Extracts from a graphics dataset:
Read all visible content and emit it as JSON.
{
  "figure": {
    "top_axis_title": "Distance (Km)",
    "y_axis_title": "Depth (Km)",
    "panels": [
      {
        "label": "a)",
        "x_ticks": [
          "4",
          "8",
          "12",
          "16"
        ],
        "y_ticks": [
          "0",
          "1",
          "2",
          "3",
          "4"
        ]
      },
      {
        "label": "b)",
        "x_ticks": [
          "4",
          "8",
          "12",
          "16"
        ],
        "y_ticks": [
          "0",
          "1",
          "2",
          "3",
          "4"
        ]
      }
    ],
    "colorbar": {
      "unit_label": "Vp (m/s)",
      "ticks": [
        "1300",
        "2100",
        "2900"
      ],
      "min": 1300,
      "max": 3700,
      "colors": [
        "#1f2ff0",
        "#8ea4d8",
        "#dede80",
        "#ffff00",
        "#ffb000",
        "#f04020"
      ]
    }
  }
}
---
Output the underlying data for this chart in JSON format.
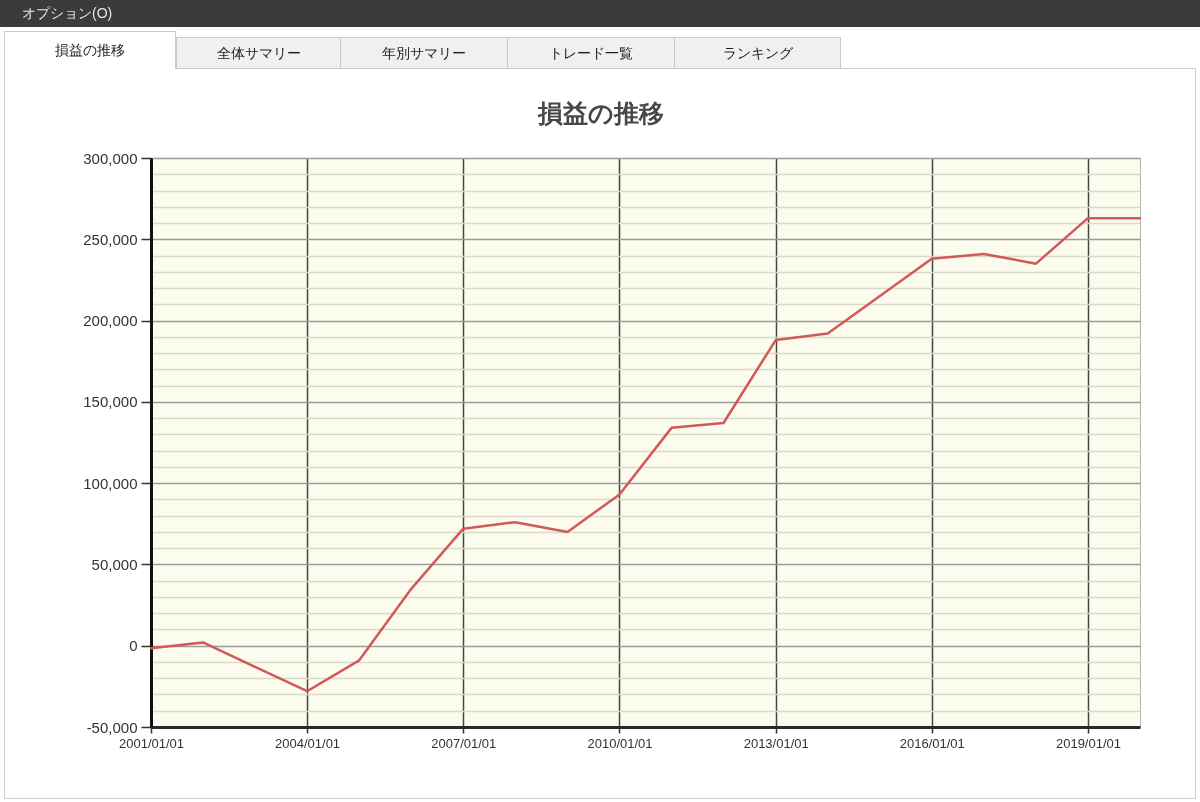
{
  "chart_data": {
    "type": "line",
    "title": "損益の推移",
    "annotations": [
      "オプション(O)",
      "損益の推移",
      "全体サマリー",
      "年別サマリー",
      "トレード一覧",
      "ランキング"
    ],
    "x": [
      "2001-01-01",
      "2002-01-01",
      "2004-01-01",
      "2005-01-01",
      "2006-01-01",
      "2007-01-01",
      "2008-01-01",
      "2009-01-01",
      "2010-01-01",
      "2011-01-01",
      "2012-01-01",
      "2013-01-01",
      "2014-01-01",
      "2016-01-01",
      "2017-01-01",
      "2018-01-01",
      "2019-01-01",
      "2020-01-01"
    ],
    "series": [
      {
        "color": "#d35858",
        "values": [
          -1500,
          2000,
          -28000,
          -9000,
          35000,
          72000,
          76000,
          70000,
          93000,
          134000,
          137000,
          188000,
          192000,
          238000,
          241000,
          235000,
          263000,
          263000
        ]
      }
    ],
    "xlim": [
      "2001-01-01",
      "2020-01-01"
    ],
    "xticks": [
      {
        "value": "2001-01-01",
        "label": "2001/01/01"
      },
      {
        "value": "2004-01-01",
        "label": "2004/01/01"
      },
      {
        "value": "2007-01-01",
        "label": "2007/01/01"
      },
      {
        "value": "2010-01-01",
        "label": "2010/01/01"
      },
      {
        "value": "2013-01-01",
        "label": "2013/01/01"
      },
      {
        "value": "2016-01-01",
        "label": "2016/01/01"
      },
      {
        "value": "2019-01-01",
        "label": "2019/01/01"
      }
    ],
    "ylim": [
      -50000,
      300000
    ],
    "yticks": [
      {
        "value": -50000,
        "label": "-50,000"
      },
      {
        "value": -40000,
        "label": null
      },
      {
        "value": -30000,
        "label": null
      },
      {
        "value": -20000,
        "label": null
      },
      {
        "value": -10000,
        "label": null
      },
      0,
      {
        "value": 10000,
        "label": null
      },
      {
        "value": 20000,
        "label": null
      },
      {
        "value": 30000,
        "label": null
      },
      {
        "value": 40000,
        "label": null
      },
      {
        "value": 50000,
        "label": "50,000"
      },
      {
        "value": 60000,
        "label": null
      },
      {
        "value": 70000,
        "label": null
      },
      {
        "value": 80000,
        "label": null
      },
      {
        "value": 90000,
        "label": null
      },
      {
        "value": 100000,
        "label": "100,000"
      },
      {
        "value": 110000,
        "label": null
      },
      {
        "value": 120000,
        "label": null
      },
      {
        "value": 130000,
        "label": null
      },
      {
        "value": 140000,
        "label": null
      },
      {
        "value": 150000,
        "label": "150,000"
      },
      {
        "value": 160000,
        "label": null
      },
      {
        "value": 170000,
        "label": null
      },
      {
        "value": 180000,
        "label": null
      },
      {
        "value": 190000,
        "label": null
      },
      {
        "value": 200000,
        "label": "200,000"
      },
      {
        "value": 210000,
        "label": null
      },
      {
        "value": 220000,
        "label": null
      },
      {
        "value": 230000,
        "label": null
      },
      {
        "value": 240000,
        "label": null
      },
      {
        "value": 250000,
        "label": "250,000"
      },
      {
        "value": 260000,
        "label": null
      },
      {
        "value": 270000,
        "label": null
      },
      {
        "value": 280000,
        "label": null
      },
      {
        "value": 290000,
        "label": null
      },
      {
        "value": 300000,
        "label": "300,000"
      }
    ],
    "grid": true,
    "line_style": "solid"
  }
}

Exercise details:
Extract each line holding the string "JSON".

Exercise solution:
Read all visible content and emit it as JSON.
Output the underlying data for this chart in JSON format.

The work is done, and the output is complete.